--- Start Records for the exercise ---
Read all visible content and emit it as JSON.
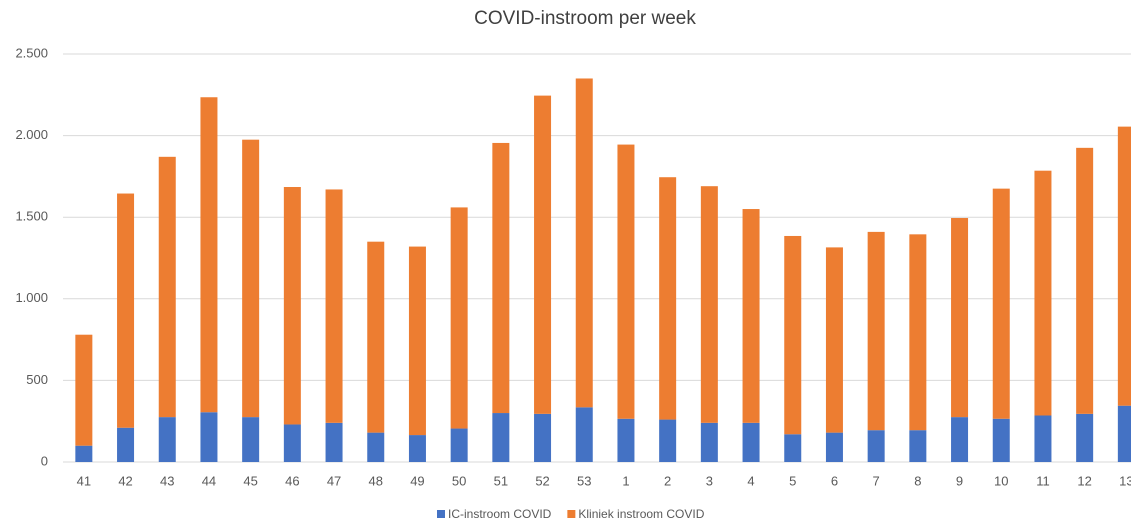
{
  "chart_data": {
    "type": "stacked_bar",
    "title": "COVID-instroom per week",
    "categories": [
      "41",
      "42",
      "43",
      "44",
      "45",
      "46",
      "47",
      "48",
      "49",
      "50",
      "51",
      "52",
      "53",
      "1",
      "2",
      "3",
      "4",
      "5",
      "6",
      "7",
      "8",
      "9",
      "10",
      "11",
      "12",
      "13"
    ],
    "series": [
      {
        "name": "IC-instroom COVID",
        "color": "#4472c4",
        "values": [
          100,
          210,
          275,
          305,
          275,
          230,
          240,
          180,
          165,
          205,
          300,
          295,
          335,
          265,
          260,
          240,
          240,
          170,
          180,
          195,
          195,
          275,
          265,
          285,
          295,
          345
        ]
      },
      {
        "name": "Kliniek instroom COVID",
        "color": "#ed7d31",
        "values": [
          680,
          1435,
          1595,
          1930,
          1700,
          1455,
          1430,
          1170,
          1155,
          1355,
          1655,
          1950,
          2015,
          1680,
          1485,
          1450,
          1310,
          1215,
          1135,
          1215,
          1200,
          1220,
          1410,
          1500,
          1630,
          1710
        ]
      }
    ],
    "ylim": [
      0,
      2500
    ],
    "yticks": [
      0,
      500,
      {
        "value": 1000,
        "label": "1.000"
      },
      {
        "value": 1500,
        "label": "1.500"
      },
      {
        "value": 2000,
        "label": "2.000"
      },
      {
        "value": 2500,
        "label": "2.500"
      }
    ],
    "grid": true,
    "legend": "bottom"
  }
}
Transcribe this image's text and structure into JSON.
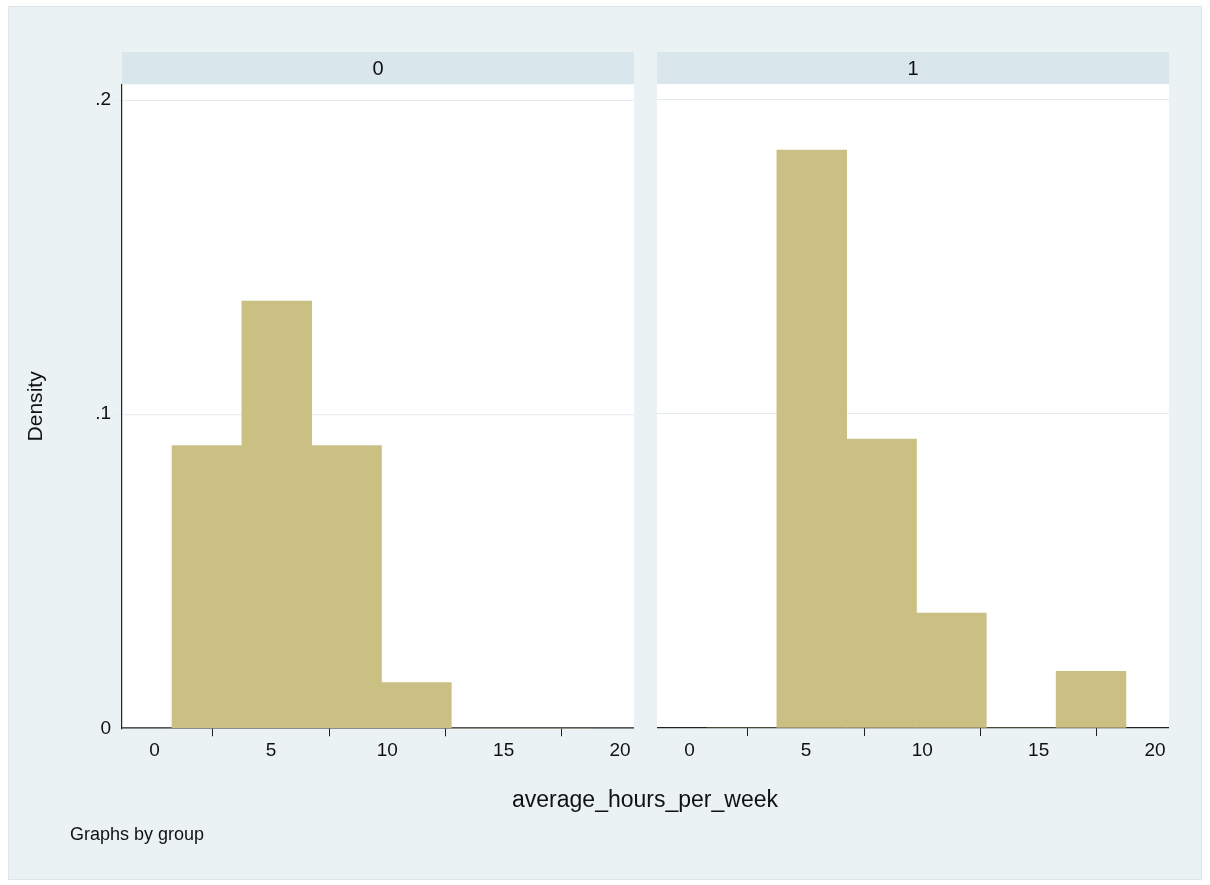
{
  "chart_data": [
    {
      "type": "histogram",
      "title": "0",
      "ylabel": "Density",
      "xlabel": "average_hours_per_week",
      "annotations": [
        "Graphs by group"
      ],
      "bins": [
        0.75,
        3.75,
        6.75,
        9.75,
        12.75,
        15.75,
        18.75
      ],
      "values": [
        0.09,
        0.136,
        0.09,
        0.0146,
        0,
        0
      ],
      "color": "#cbc084",
      "xlim": [
        -1.4,
        20.6
      ],
      "xticks": [
        0,
        5,
        10,
        15,
        20
      ],
      "ylim": [
        0,
        0.205
      ],
      "yticks": [
        0,
        {
          "value": 0.1,
          "label": ".1"
        },
        {
          "value": 0.2,
          "label": ".2"
        }
      ],
      "grid": "y"
    },
    {
      "type": "histogram",
      "title": "1",
      "bins": [
        0.75,
        3.75,
        6.75,
        9.75,
        12.75,
        15.75,
        18.75
      ],
      "values": [
        0,
        0.184,
        0.092,
        0.0366,
        0,
        0.018
      ],
      "color": "#cbc084",
      "xlim": [
        -1.4,
        20.6
      ],
      "xticks": [
        0,
        5,
        10,
        15,
        20
      ],
      "ylim": [
        0,
        0.205
      ],
      "yticks": [
        0,
        0.1,
        0.2
      ],
      "grid": "y",
      "tick_labels": "x"
    }
  ]
}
--- End Records for the exercise ---
- Your goal -
Which lines above contain "COVID"? Show each of them.

- Written answer -
    "title": "COVID-instroom per week",
        "name": "IC-instroom COVID",
        "name": "Kliniek instroom COVID",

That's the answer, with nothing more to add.